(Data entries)
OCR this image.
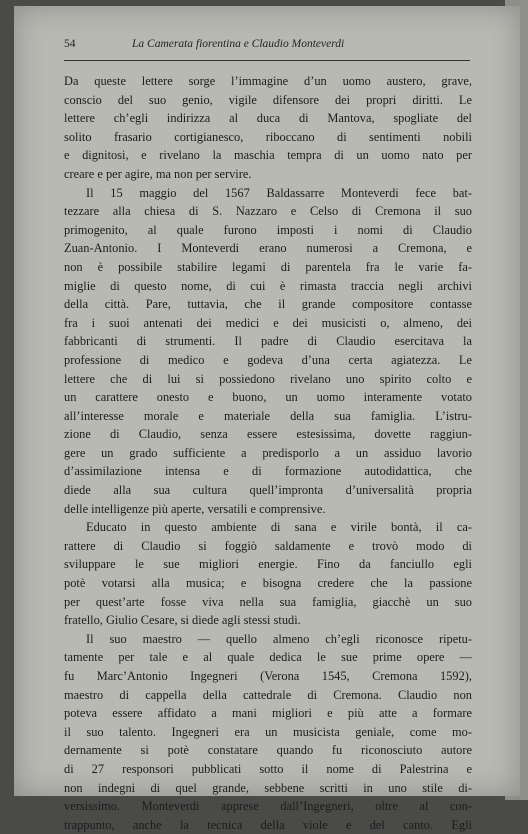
54	La Camerata fiorentina e Claudio Monteverdi
Da queste lettere sorge l’immagine d’un uomo austero, grave,
conscio del suo genio, vigile difensore dei propri diritti. Le
lettere ch’egli indirizza al duca di Mantova, spogliate del
solito frasario cortigianesco, riboccano di sentimenti nobili
e dignitosi, e rivelano la maschia tempra di un uomo nato per
creare e per agire, ma non per servire.
Il 15 maggio del 1567 Baldassarre Monteverdi fece bat-
tezzare alla chiesa di S. Nazzaro e Celso di Cremona il suo
primogenito, al quale furono imposti i nomi di Claudio
Zuan-Antonio. I Monteverdi erano numerosi a Cremona, e
non è possibile stabilire legami di parentela fra le varie fa-
miglie di questo nome, di cui è rimasta traccia negli archivi
della città. Pare, tuttavia, che il grande compositore contasse
fra i suoi antenati dei medici e dei musicisti o, almeno, dei
fabbricanti di strumenti. Il padre di Claudio esercitava la
professione di medico e godeva d’una certa agiatezza. Le
lettere che di lui si possiedono rivelano uno spirito colto e
un carattere onesto e buono, un uomo interamente votato
all’interesse morale e materiale della sua famiglia. L’istru-
zione di Claudio, senza essere estesissima, dovette raggiun-
gere un grado sufficiente a predisporlo a un assiduo lavorio
d’assimilazione intensa e di formazione autodidattica, che
diede alla sua cultura quell’impronta d’universalità propria
delle intelligenze più aperte, versatili e comprensive.
Educato in questo ambiente di sana e virile bontà, il ca-
rattere di Claudio si foggiò saldamente e trovò modo di
sviluppare le sue migliori energie. Fino da fanciullo egli
potè votarsi alla musica; e bisogna credere che la passione
per quest’arte fosse viva nella sua famiglia, giacchè un suo
fratello, Giulio Cesare, si diede agli stessi studi.
Il suo maestro — quello almeno ch’egli riconosce ripetu-
tamente per tale e al quale dedica le sue prime opere —
fu Marc’Antonio Ingegneri (Verona 1545, Cremona 1592),
maestro di cappella della cattedrale di Cremona. Claudio non
poteva essere affidato a mani migliori e più atte a formare
il suo talento. Ingegneri era un musicista geniale, come mo-
dernamente si potè constatare quando fu riconosciuto autore
di 27 responsori pubblicati sotto il nome di Palestrina e
non indegni di quel grande, sebbene scritti in uno stile di-
versissimo. Monteverdi apprese dall’Ingegneri, oltre al con-
trappunto, anche la tecnica della viole e del canto. Egli
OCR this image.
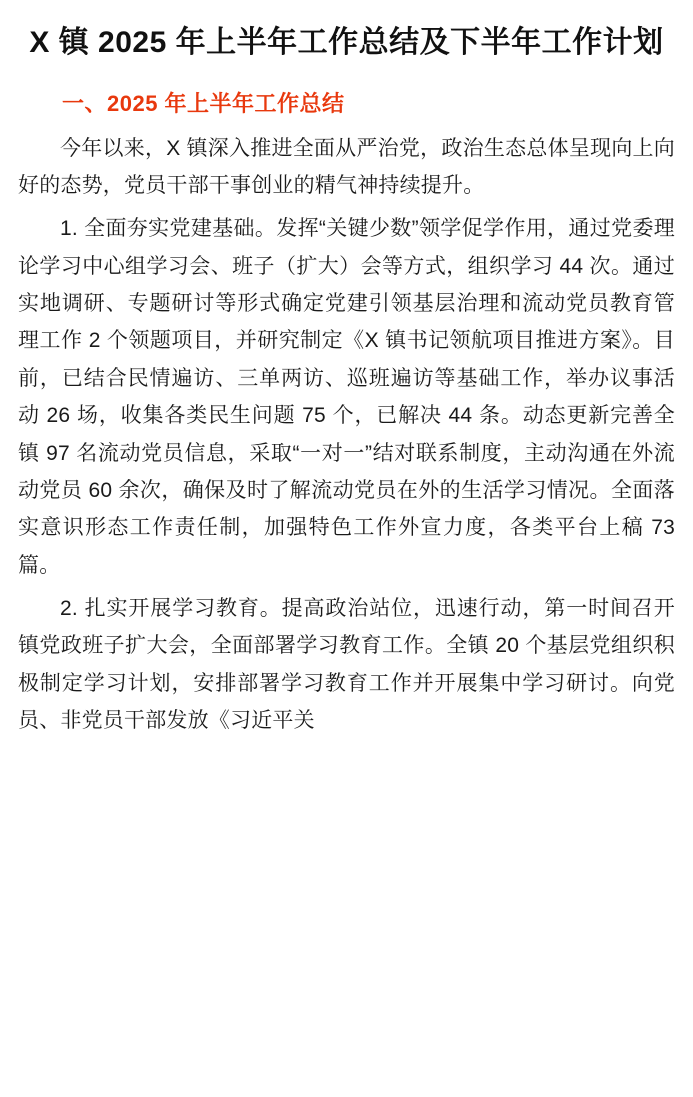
X 镇 2025 年上半年工作总结及下半年工作计划
一、2025 年上半年工作总结

今年以来，X 镇深入推进全面从严治党，政治生态总体呈现向上向好的态势，党员干部干事创业的精气神持续提升。

1. 全面夯实党建基础。发挥“关键少数”领学促学作用，通过党委理论学习中心组学习会、班子（扩大）会等方式，组织学习 44 次。通过实地调研、专题研讨等形式确定党建引领基层治理和流动党员教育管理工作 2 个领题项目，并研究制定《X 镇书记领航项目推进方案》。目前，已结合民情遍访、三单两访、巡班遍访等基础工作，举办议事活动 26 场，收集各类民生问题 75 个，已解决 44 条。动态更新完善全镇 97 名流动党员信息，采取“一对一”结对联系制度，主动沟通在外流动党员 60 余次，确保及时了解流动党员在外的生活学习情况。全面落实意识形态工作责任制，加强特色工作外宣力度，各类平台上稿 73 篇。

2. 扎实开展学习教育。提高政治站位，迅速行动，第一时间召开镇党政班子扩大会，全面部署学习教育工作。全镇 20 个基层党组织积极制定学习计划，安排部署学习教育工作并开展集中学习研讨。向党员、非党员干部发放《习近平关
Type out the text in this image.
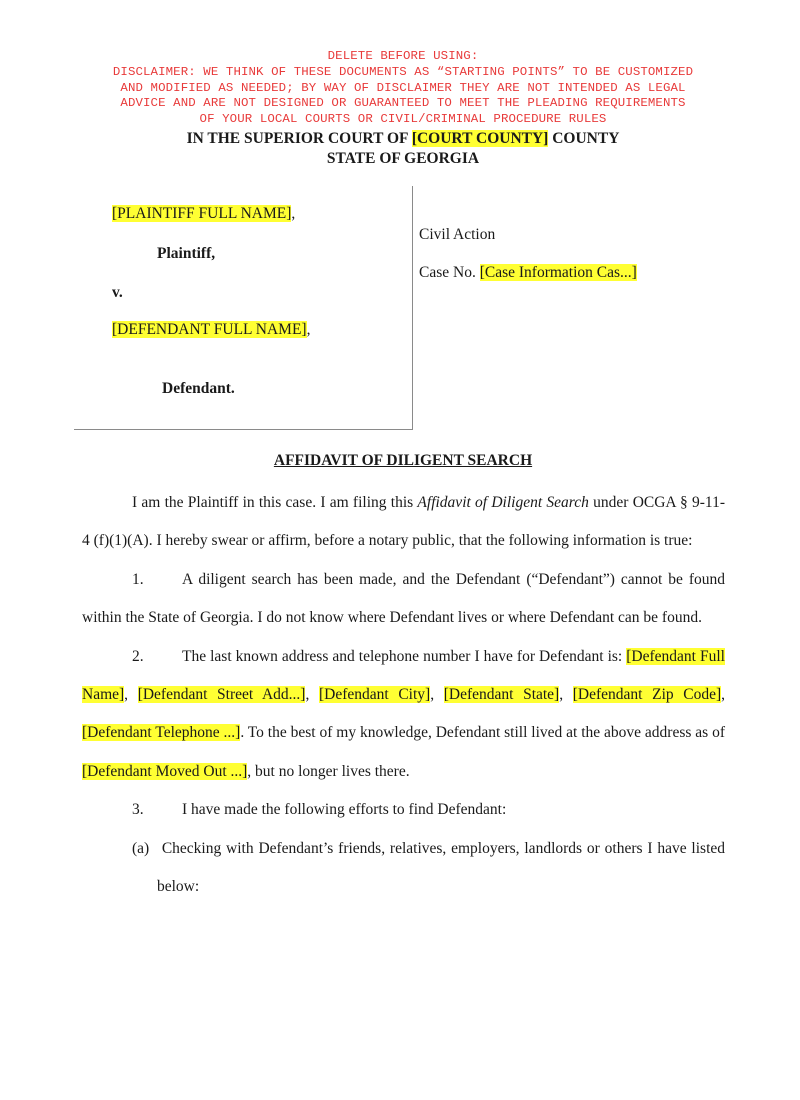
DELETE BEFORE USING:
DISCLAIMER: WE THINK OF THESE DOCUMENTS AS “STARTING POINTS” TO BE CUSTOMIZED
AND MODIFIED AS NEEDED; BY WAY OF DISCLAIMER THEY ARE NOT INTENDED AS LEGAL
ADVICE AND ARE NOT DESIGNED OR GUARANTEED TO MEET THE PLEADING REQUIREMENTS
OF YOUR LOCAL COURTS OR CIVIL/CRIMINAL PROCEDURE RULES
IN THE SUPERIOR COURT OF [COURT COUNTY] COUNTY
STATE OF GEORGIA
[PLAINTIFF FULL NAME],
Plaintiff,
v.
[DEFENDANT FULL NAME],
Defendant.
Civil Action
Case No. [Case Information Cas...]
AFFIDAVIT OF DILIGENT SEARCH

I am the Plaintiff in this case. I am filing this Affidavit of Diligent Search under OCGA § 9-11-4 (f)(1)(A). I hereby swear or affirm, before a notary public, that the following information is true:

1. A diligent search has been made, and the Defendant (“Defendant”) cannot be found within the State of Georgia. I do not know where Defendant lives or where Defendant can be found.

2. The last known address and telephone number I have for Defendant is: [Defendant Full Name], [Defendant Street Add...], [Defendant City], [Defendant State], [Defendant Zip Code], [Defendant Telephone ...]. To the best of my knowledge, Defendant still lived at the above address as of [Defendant Moved Out ...], but no longer lives there.

3. I have made the following efforts to find Defendant:

(a) Checking with Defendant’s friends, relatives, employers, landlords or others I have listed below:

◆ Work required
Find all lines holding the string "almeno" and copy them.

◆ Response to the task
fra i suoi antenati dei medici e dei musicisti o, almeno, dei
Il suo maestro — quello almeno ch’egli riconosce ripetu-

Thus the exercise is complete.